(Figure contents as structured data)
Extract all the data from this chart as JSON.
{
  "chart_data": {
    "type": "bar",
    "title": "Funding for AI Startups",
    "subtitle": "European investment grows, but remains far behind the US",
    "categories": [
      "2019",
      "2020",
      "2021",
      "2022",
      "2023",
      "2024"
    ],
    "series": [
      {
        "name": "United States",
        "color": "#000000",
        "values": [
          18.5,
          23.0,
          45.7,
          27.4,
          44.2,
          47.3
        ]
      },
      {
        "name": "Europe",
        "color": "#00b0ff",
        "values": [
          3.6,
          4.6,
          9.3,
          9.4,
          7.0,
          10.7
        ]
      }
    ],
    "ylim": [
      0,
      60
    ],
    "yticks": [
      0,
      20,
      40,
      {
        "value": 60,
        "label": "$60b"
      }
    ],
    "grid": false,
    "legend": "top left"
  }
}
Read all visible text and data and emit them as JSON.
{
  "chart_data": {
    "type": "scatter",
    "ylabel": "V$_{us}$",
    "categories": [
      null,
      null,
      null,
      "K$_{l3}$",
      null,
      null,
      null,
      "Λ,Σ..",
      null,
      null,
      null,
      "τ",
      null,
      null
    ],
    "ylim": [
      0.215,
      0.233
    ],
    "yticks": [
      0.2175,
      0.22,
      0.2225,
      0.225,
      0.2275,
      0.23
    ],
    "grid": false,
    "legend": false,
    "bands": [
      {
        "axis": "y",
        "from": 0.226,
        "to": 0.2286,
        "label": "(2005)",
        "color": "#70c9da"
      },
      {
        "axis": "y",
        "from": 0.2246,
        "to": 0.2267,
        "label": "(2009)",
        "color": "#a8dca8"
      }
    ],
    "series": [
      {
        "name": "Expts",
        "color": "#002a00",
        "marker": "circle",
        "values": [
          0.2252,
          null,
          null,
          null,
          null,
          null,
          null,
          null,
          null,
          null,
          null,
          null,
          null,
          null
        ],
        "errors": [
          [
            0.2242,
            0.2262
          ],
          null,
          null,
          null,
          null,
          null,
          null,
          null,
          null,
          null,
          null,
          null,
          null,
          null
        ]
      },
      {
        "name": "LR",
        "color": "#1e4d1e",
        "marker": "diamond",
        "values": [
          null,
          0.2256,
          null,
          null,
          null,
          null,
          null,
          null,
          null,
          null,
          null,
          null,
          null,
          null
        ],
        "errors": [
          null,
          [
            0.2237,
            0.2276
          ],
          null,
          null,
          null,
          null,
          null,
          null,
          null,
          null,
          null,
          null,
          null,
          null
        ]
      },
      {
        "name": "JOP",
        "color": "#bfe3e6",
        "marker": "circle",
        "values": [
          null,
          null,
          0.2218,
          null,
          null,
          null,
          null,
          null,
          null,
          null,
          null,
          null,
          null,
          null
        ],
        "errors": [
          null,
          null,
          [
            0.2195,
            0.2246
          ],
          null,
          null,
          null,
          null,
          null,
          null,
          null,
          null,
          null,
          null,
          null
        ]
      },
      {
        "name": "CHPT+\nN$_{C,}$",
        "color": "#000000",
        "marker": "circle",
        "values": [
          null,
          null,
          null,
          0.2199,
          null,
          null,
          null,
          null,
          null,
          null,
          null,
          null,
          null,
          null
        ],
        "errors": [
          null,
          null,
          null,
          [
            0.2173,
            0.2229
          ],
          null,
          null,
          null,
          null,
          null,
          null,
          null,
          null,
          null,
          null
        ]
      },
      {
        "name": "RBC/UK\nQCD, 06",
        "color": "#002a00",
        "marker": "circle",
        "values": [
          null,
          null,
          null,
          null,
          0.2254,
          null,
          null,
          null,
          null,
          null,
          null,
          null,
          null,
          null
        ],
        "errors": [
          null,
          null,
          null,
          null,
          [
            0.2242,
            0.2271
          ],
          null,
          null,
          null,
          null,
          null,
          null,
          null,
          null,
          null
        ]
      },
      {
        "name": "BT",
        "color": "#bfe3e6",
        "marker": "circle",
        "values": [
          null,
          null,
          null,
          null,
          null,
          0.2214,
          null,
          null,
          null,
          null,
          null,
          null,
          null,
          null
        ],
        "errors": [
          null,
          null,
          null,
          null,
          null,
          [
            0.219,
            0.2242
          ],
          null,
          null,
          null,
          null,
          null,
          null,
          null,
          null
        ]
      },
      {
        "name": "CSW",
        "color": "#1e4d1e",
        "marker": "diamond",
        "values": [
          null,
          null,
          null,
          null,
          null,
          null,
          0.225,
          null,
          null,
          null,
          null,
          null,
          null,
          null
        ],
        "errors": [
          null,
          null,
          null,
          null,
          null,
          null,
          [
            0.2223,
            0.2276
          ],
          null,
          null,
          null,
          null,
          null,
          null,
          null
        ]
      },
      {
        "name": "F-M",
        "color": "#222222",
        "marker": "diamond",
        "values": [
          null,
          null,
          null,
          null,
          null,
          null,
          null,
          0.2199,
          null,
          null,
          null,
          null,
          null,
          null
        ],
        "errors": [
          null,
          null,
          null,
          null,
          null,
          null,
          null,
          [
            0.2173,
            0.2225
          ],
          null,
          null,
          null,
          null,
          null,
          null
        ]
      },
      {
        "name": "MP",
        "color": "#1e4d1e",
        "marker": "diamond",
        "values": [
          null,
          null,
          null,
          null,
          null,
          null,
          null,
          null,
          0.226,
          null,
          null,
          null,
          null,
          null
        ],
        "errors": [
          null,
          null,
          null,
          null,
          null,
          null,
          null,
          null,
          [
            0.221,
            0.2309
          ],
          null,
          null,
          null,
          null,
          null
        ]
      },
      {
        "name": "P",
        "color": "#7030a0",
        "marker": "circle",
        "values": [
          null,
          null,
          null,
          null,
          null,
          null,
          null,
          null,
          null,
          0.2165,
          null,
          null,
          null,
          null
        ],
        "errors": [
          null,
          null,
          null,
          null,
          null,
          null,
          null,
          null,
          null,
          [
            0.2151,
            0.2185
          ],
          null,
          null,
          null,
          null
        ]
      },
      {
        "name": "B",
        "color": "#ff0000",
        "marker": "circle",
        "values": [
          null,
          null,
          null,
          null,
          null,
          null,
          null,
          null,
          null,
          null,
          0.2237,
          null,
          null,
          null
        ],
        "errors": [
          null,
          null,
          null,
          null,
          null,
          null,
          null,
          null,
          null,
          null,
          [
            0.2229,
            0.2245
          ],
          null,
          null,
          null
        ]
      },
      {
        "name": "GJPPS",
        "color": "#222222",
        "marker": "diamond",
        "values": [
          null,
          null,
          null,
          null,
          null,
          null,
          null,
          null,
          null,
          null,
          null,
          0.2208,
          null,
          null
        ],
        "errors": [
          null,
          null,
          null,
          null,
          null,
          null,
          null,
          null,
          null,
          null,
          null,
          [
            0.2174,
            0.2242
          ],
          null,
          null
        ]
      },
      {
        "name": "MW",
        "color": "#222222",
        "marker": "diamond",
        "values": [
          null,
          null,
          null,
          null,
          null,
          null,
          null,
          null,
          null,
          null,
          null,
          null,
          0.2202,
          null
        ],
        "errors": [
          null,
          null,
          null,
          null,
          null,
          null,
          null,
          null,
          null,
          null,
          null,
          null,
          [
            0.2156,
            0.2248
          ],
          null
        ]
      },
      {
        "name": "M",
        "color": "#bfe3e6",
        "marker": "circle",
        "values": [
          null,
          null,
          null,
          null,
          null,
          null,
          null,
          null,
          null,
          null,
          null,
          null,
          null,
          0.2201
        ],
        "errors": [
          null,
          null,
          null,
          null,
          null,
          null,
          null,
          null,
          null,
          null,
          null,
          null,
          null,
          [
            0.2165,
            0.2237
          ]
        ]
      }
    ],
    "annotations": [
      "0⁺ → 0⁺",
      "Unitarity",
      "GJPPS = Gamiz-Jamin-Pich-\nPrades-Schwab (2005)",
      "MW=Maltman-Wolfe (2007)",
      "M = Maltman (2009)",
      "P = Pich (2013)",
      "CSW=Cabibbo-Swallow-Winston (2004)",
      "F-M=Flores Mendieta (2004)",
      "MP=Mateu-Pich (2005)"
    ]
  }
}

:: WHAT TO WORK ON ::
Copy all the lines above that hold the string "Pich".

:: COMPLETE ANSWER ::
      "GJPPS = Gamiz-Jamin-Pich-\nPrades-Schwab (2005)",
      "P = Pich (2013)",
      "MP=Mateu-Pich (2005)"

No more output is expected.